### Problem details
Locate and copy all lines bearing the word "October".

──────

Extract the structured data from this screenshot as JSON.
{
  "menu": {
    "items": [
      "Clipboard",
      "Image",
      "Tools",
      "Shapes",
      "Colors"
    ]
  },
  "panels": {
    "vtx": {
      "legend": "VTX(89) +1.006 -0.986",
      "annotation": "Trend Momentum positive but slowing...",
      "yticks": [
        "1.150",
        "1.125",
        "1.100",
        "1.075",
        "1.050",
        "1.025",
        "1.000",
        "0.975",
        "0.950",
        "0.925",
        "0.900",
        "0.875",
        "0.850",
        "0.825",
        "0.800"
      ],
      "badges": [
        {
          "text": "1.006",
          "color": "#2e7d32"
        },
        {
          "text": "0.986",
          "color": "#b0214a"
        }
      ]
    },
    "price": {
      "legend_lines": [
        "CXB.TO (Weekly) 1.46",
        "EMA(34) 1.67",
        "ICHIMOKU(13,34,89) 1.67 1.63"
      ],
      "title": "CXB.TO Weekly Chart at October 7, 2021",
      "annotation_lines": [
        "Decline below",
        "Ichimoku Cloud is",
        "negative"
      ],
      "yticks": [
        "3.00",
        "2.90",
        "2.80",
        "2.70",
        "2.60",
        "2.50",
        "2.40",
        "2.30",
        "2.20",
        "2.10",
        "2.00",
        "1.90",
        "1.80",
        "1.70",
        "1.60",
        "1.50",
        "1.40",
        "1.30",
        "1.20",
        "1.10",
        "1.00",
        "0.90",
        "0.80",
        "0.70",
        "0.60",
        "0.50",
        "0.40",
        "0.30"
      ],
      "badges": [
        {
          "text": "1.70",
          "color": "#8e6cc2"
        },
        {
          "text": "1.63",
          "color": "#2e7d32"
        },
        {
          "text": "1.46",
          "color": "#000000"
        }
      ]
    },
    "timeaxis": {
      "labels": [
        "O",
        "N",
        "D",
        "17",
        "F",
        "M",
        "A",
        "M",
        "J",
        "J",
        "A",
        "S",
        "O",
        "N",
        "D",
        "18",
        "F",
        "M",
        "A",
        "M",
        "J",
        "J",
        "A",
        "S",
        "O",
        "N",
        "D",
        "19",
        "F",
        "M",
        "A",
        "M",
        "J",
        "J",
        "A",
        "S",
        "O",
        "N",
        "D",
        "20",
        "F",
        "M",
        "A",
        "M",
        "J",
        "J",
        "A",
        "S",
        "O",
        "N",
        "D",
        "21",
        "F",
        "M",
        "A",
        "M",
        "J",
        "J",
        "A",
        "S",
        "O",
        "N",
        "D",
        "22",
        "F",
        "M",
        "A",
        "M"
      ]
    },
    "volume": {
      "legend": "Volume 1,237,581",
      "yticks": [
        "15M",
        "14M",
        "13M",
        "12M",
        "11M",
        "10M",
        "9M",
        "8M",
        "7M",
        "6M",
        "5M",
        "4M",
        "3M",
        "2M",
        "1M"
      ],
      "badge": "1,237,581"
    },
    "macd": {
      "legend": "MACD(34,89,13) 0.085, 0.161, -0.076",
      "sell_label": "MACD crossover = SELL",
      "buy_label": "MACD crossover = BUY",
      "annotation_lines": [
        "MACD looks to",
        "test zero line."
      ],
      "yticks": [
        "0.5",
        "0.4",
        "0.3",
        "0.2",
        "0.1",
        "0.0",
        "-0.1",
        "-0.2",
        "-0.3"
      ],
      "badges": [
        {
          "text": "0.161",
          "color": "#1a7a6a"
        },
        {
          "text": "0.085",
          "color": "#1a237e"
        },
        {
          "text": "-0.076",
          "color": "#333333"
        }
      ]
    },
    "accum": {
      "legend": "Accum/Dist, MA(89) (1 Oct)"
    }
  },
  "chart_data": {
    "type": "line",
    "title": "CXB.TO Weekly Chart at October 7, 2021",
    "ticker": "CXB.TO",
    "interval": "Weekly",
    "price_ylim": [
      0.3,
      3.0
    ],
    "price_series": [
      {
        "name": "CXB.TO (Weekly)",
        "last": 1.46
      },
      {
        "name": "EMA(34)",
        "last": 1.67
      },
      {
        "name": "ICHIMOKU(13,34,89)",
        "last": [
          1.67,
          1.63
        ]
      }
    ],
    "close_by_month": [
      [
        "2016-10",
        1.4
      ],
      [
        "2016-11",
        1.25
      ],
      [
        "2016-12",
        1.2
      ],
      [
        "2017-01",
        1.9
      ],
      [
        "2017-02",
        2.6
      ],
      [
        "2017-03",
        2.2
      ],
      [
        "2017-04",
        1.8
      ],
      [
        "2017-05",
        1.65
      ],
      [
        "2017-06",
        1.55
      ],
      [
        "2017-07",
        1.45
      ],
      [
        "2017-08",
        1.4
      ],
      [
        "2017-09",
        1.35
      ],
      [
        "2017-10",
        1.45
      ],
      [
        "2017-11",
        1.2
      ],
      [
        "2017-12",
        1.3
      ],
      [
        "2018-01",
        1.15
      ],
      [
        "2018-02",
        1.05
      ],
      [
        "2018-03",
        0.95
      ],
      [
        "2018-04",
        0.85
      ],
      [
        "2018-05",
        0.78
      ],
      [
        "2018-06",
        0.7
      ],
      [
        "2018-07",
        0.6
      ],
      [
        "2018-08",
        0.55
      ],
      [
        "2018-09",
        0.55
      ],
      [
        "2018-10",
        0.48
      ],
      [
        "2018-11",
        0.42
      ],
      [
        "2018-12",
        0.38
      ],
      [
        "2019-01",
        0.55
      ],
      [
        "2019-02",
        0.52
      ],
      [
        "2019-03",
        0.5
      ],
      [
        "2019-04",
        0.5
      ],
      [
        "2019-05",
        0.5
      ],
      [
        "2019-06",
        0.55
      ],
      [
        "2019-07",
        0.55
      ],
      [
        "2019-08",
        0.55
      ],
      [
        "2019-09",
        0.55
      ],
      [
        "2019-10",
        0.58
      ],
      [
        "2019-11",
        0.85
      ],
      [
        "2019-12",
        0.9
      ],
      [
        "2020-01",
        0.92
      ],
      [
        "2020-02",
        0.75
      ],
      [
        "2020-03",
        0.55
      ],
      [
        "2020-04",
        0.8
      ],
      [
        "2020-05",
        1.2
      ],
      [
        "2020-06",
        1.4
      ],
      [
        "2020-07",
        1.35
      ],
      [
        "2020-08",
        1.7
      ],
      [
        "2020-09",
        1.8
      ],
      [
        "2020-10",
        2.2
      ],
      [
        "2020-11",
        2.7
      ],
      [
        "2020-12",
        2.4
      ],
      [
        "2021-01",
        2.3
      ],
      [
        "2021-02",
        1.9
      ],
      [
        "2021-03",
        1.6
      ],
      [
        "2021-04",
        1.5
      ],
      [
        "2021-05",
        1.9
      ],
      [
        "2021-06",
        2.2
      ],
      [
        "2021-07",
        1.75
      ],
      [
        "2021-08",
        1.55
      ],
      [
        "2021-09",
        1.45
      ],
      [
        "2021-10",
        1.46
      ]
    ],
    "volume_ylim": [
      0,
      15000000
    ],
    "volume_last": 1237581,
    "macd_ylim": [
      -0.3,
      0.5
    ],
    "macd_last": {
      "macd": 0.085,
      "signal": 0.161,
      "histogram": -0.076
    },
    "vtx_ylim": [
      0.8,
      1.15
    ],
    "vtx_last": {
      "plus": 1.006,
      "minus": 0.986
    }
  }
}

──────

### Reply
      "title": "CXB.TO Weekly Chart at October 7, 2021",
    "title": "CXB.TO Weekly Chart at October 7, 2021",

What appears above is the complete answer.